(Dataset items)
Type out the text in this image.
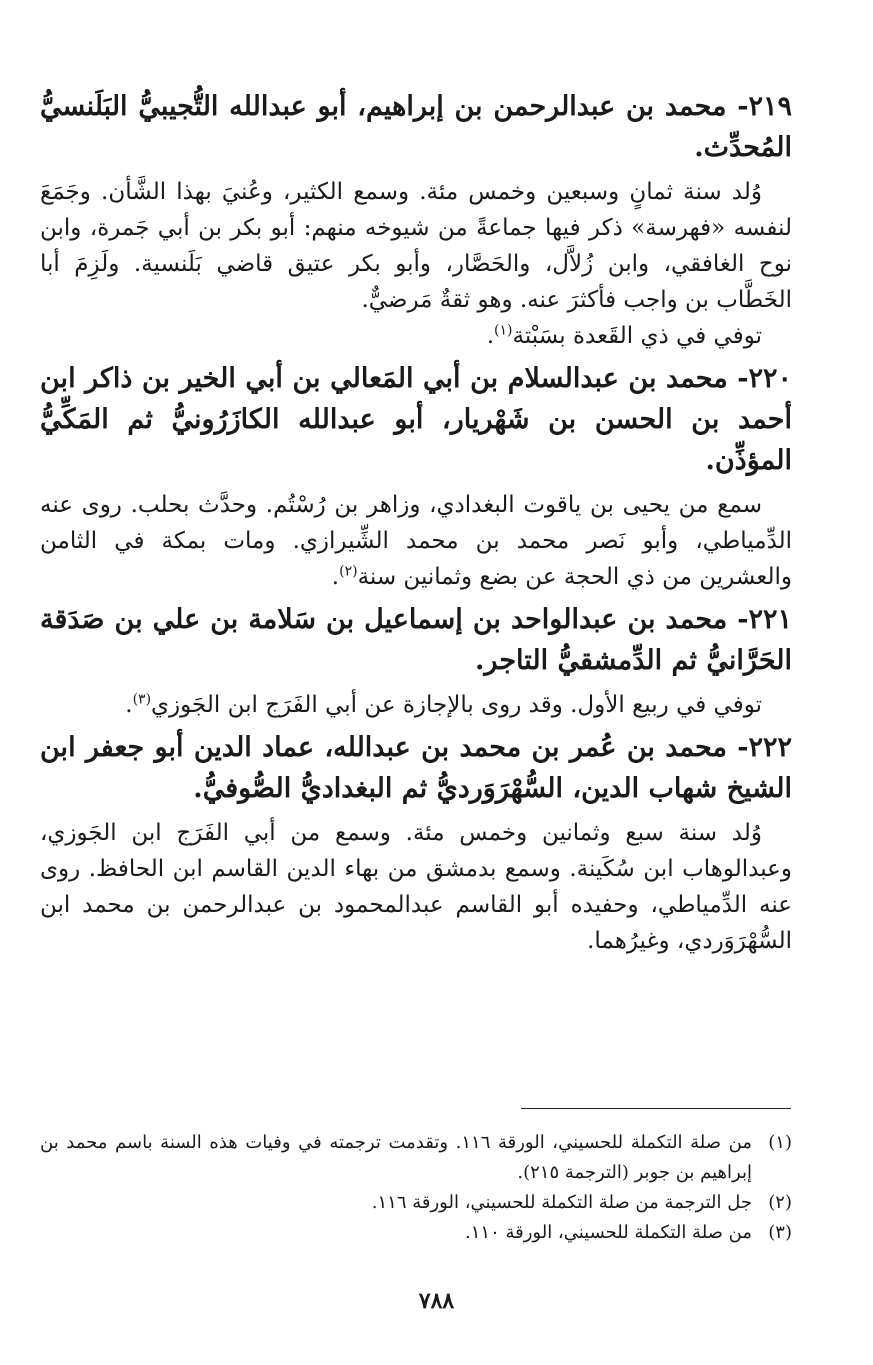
٢١٩- محمد بن عبدالرحمن بن إبراهيم، أبو عبدالله التُّجيبيُّ البَلَنسيُّ المُحدِّث.

وُلد سنة ثمانٍ وسبعين وخمس مئة. وسمع الكثير، وعُنيَ بهذا الشَّأن. وجَمَعَ لنفسه «فهرسة» ذكر فيها جماعةً من شيوخه منهم: أبو بكر بن أبي جَمرة، وابن نوح الغافقي، وابن زُلاَّل، والحَصَّار، وأبو بكر عتيق قاضي بَلَنسية. ولَزِمَ أبا الخَطَّاب بن واجب فأكثرَ عنه. وهو ثقةٌ مَرضيٌّ.

توفي في ذي القَعدة بسَبْتة$^{(١)}$.

٢٢٠- محمد بن عبدالسلام بن أبي المَعالي بن أبي الخير بن ذاكر ابن أحمد بن الحسن بن شَهْريار، أبو عبدالله الكازَرُونيُّ ثم المَكِّيُّ المؤذِّن.

سمع من يحيى بن ياقوت البغدادي، وزاهر بن رُسْتُم. وحدَّث بحلب. روى عنه الدِّمياطي، وأبو نَصر محمد بن محمد الشِّيرازي. ومات بمكة في الثامن والعشرين من ذي الحجة عن بضع وثمانين سنة$^{(٢)}$.

٢٢١- محمد بن عبدالواحد بن إسماعيل بن سَلامة بن علي بن صَدَقة الحَرَّانيُّ ثم الدِّمشقيُّ التاجر.

توفي في ربيع الأول. وقد روى بالإجازة عن أبي الفَرَج ابن الجَوزي$^{(٣)}$.

٢٢٢- محمد بن عُمر بن محمد بن عبدالله، عماد الدين أبو جعفر ابن الشيخ شهاب الدين، السُّهْرَوَرديُّ ثم البغداديُّ الصُّوفيُّ.

وُلد سنة سبع وثمانين وخمس مئة. وسمع من أبي الفَرَج ابن الجَوزي، وعبدالوهاب ابن سُكَينة. وسمع بدمشق من بهاء الدين القاسم ابن الحافظ. روى عنه الدِّمياطي، وحفيده أبو القاسم عبدالمحمود بن عبدالرحمن بن محمد ابن السُّهْرَوَردي، وغيرُهما.

(١)
من صلة التكملة للحسيني، الورقة ١١٦. وتقدمت ترجمته في وفيات هذه السنة باسم محمد بن إبراهيم بن جوبر (الترجمة ٢١٥).
(٢)
جل الترجمة من صلة التكملة للحسيني، الورقة ١١٦.
(٣)
من صلة التكملة للحسيني، الورقة ١١٠.
٧٨٨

— Set exercise —
Each entry shown above must be quoted exactly, with its pictures left out.

— Correct result —
Type out the text in this image.
٢١٩- محمد بن عبدالرحمن بن إبراهيم، أبو عبدالله التُّجيبيُّ البَلَنسيُّ المُحدِّث.

وُلد سنة ثمانٍ وسبعين وخمس مئة. وسمع الكثير، وعُنيَ بهذا الشَّأن. وجَمَعَ لنفسه «فهرسة» ذكر فيها جماعةً من شيوخه منهم: أبو بكر بن أبي جَمرة، وابن نوح الغافقي، وابن زُلاَّل، والحَصَّار، وأبو بكر عتيق قاضي بَلَنسية. ولَزِمَ أبا الخَطَّاب بن واجب فأكثرَ عنه. وهو ثقةٌ مَرضيٌّ.

توفي في ذي القَعدة بسَبْتة$^{(١)}$.

٢٢٠- محمد بن عبدالسلام بن أبي المَعالي بن أبي الخير بن ذاكر ابن أحمد بن الحسن بن شَهْريار، أبو عبدالله الكازَرُونيُّ ثم المَكِّيُّ المؤذِّن.

سمع من يحيى بن ياقوت البغدادي، وزاهر بن رُسْتُم. وحدَّث بحلب. روى عنه الدِّمياطي، وأبو نَصر محمد بن محمد الشِّيرازي. ومات بمكة في الثامن والعشرين من ذي الحجة عن بضع وثمانين سنة$^{(٢)}$.

٢٢١- محمد بن عبدالواحد بن إسماعيل بن سَلامة بن علي بن صَدَقة الحَرَّانيُّ ثم الدِّمشقيُّ التاجر.

توفي في ربيع الأول. وقد روى بالإجازة عن أبي الفَرَج ابن الجَوزي$^{(٣)}$.

٢٢٢- محمد بن عُمر بن محمد بن عبدالله، عماد الدين أبو جعفر ابن الشيخ شهاب الدين، السُّهْرَوَرديُّ ثم البغداديُّ الصُّوفيُّ.

وُلد سنة سبع وثمانين وخمس مئة. وسمع من أبي الفَرَج ابن الجَوزي، وعبدالوهاب ابن سُكَينة. وسمع بدمشق من بهاء الدين القاسم ابن الحافظ. روى عنه الدِّمياطي، وحفيده أبو القاسم عبدالمحمود بن عبدالرحمن بن محمد ابن السُّهْرَوَردي، وغيرُهما.

(١)
من صلة التكملة للحسيني، الورقة ١١٦. وتقدمت ترجمته في وفيات هذه السنة باسم محمد بن إبراهيم بن جوبر (الترجمة ٢١٥).
(٢)
جل الترجمة من صلة التكملة للحسيني، الورقة ١١٦.
(٣)
من صلة التكملة للحسيني، الورقة ١١٠.
٧٨٨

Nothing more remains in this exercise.